▶ **WRITTEN REQUEST**:
Filter the entries that follow, copying every line in which the word "name" appears.

>>>>

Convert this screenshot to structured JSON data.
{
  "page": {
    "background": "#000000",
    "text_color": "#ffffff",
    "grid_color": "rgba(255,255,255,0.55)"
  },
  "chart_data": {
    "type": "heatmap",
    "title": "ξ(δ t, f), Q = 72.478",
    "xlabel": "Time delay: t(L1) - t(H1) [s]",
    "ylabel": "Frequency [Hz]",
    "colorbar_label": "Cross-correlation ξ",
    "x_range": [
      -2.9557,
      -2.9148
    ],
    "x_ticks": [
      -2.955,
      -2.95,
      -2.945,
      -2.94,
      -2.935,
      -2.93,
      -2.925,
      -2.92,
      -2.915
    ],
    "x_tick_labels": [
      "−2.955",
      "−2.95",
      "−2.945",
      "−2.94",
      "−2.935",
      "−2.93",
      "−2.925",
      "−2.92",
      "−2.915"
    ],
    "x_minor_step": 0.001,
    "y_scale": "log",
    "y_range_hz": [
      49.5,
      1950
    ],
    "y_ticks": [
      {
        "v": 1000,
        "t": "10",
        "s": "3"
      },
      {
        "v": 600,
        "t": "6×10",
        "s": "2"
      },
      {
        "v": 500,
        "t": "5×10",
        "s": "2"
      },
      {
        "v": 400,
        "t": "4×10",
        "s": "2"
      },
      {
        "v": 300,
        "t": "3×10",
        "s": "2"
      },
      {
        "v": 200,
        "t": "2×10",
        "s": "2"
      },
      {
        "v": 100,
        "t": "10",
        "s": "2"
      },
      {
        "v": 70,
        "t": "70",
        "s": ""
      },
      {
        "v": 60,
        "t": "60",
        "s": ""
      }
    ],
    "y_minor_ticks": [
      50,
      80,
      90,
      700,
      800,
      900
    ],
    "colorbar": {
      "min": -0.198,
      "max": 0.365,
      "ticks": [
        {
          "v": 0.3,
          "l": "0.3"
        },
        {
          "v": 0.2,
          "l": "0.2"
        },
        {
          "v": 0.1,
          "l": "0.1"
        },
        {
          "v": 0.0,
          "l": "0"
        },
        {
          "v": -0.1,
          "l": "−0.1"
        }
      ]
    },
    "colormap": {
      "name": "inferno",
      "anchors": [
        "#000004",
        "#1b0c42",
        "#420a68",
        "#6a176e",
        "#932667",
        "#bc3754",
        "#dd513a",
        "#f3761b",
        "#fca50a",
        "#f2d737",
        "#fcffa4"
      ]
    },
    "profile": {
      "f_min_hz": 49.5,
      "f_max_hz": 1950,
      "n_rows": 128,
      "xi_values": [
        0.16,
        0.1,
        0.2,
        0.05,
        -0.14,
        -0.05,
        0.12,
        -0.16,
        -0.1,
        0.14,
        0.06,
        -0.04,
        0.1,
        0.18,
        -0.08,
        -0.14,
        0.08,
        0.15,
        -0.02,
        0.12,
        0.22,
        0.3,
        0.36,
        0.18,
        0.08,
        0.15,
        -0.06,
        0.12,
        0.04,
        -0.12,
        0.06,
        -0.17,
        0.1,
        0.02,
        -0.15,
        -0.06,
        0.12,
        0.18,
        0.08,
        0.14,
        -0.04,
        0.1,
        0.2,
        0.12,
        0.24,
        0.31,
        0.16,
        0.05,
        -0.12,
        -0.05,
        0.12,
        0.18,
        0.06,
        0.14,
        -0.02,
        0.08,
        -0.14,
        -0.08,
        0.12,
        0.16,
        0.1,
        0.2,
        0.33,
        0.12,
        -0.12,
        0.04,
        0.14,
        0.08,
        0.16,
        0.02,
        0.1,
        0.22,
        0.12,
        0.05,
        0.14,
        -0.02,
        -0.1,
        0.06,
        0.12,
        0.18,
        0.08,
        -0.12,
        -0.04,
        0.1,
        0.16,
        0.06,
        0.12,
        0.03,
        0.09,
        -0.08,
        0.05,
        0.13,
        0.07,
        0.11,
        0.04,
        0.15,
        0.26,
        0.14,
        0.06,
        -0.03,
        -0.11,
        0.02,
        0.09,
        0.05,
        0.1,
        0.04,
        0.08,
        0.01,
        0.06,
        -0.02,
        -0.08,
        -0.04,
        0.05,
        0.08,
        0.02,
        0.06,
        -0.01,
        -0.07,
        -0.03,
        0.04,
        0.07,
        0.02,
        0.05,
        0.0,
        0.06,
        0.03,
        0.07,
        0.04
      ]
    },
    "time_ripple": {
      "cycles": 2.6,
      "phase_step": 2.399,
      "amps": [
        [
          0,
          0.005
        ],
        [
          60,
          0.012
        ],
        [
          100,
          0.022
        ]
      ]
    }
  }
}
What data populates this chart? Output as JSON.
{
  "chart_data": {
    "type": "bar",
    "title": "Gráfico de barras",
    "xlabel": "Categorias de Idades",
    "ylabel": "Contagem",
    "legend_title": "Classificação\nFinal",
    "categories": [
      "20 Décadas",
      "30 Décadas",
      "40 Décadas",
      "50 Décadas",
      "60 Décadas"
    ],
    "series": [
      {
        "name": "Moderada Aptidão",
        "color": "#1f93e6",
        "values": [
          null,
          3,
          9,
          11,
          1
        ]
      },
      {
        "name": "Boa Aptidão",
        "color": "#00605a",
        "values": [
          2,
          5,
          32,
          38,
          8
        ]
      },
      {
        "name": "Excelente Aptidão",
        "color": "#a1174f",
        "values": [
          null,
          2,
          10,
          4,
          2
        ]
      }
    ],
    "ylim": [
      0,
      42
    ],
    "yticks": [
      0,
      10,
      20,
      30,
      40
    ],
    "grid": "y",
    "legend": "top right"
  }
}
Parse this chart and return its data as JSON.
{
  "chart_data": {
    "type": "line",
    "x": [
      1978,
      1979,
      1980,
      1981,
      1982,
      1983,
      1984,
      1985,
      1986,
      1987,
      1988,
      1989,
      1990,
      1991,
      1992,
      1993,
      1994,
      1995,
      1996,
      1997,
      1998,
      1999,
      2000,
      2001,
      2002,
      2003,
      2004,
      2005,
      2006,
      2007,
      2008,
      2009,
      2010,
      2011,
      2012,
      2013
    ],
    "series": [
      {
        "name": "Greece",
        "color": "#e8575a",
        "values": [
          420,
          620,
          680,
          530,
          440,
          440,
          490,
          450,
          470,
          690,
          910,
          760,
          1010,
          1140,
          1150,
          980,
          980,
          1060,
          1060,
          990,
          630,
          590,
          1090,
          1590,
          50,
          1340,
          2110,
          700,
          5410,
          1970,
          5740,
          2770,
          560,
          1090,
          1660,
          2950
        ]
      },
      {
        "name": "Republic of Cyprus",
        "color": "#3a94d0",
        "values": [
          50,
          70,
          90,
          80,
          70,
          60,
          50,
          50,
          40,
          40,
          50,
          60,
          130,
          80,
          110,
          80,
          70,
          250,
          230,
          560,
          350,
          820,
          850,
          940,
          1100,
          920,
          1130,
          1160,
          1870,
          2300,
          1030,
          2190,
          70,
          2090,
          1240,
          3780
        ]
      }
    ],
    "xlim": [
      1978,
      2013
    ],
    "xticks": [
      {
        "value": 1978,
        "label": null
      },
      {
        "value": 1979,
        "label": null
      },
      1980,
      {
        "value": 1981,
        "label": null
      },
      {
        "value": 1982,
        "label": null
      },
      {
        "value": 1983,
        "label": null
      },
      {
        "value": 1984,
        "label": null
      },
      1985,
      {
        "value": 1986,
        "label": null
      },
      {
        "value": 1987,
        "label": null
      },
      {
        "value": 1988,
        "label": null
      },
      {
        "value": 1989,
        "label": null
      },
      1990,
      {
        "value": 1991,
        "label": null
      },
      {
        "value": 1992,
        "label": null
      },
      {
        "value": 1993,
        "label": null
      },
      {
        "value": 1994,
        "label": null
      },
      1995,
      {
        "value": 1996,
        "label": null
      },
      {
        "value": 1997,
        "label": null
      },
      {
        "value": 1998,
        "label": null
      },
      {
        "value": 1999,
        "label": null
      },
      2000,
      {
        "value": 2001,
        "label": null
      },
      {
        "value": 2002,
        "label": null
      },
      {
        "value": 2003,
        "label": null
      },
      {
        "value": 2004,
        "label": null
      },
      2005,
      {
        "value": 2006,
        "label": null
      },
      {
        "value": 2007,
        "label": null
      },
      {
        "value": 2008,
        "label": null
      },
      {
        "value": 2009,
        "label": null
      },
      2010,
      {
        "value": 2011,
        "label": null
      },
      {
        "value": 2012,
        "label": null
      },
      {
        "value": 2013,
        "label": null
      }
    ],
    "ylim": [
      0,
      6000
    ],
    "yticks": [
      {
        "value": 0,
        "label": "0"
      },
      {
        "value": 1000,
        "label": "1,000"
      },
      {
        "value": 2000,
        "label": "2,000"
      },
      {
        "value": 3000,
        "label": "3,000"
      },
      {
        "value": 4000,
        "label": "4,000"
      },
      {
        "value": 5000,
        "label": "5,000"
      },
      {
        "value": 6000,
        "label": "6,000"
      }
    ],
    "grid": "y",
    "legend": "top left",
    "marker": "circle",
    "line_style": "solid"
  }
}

<<<<

▶ **SOLUTION TO THE PROBLEM**:
      "name": "inferno",
        "name": "Moderada Aptidão",
        "name": "Boa Aptidão",
        "name": "Excelente Aptidão",
        "name": "Greece",
        "name": "Republic of Cyprus",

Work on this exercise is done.